[begin DATA SUPPLIED]
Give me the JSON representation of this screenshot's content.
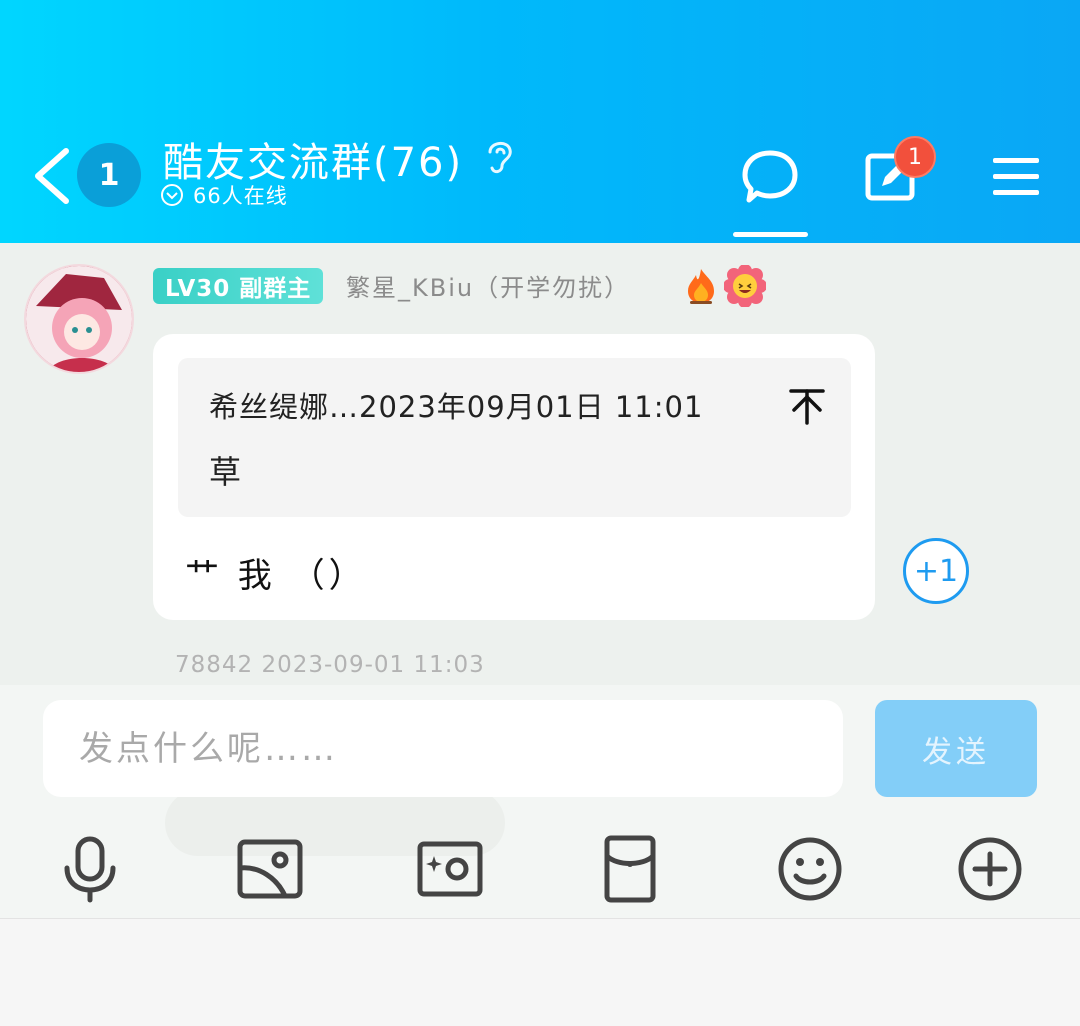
{
  "header": {
    "back_label": "back",
    "unread_count": "1",
    "title": "酷友交流群(76)",
    "online_text": "66人在线",
    "notification_badge": "1",
    "colors": {
      "gradient_start": "#00d6ff",
      "gradient_end": "#0aa7f5"
    },
    "icons": [
      "chevron-left-icon",
      "ear-icon",
      "chevron-down-circle-icon",
      "chat-bubble-icon",
      "edit-icon",
      "menu-icon"
    ]
  },
  "message": {
    "level_badge": "LV30 副群主",
    "nickname": "繁星_KBiu（开学勿扰）",
    "reply": {
      "meta": "希丝缇娜…2023年09月01日 11:01",
      "text": "草"
    },
    "text": "艹 我 （）",
    "plus_one": "+1",
    "footer": "78842   2023-09-01 11:03",
    "icons": [
      "fire-icon",
      "flower-face-icon",
      "jump-to-top-icon"
    ]
  },
  "composer": {
    "placeholder": "发点什么呢……",
    "send_label": "发送",
    "tools": [
      "microphone-icon",
      "image-icon",
      "camera-icon",
      "red-packet-icon",
      "emoji-icon",
      "add-icon"
    ],
    "colors": {
      "send_bg": "#83cef8"
    }
  }
}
[end DATA SUPPLIED]
DIRECTIONS FOR THIS TASK
Reproduce the material above in full and without alteration, but skip all pictures.

RESULT OF THE EXERCISE
Give me the JSON representation of this screenshot's content.
{
  "header": {
    "back_label": "back",
    "unread_count": "1",
    "title": "酷友交流群(76)",
    "online_text": "66人在线",
    "notification_badge": "1",
    "colors": {
      "gradient_start": "#00d6ff",
      "gradient_end": "#0aa7f5"
    },
    "icons": [
      "chevron-left-icon",
      "ear-icon",
      "chevron-down-circle-icon",
      "chat-bubble-icon",
      "edit-icon",
      "menu-icon"
    ]
  },
  "message": {
    "level_badge": "LV30 副群主",
    "nickname": "繁星_KBiu（开学勿扰）",
    "reply": {
      "meta": "希丝缇娜…2023年09月01日 11:01",
      "text": "草"
    },
    "text": "艹 我 （）",
    "plus_one": "+1",
    "footer": "78842   2023-09-01 11:03",
    "icons": [
      "fire-icon",
      "flower-face-icon",
      "jump-to-top-icon"
    ]
  },
  "composer": {
    "placeholder": "发点什么呢……",
    "send_label": "发送",
    "tools": [
      "microphone-icon",
      "image-icon",
      "camera-icon",
      "red-packet-icon",
      "emoji-icon",
      "add-icon"
    ],
    "colors": {
      "send_bg": "#83cef8"
    }
  }
}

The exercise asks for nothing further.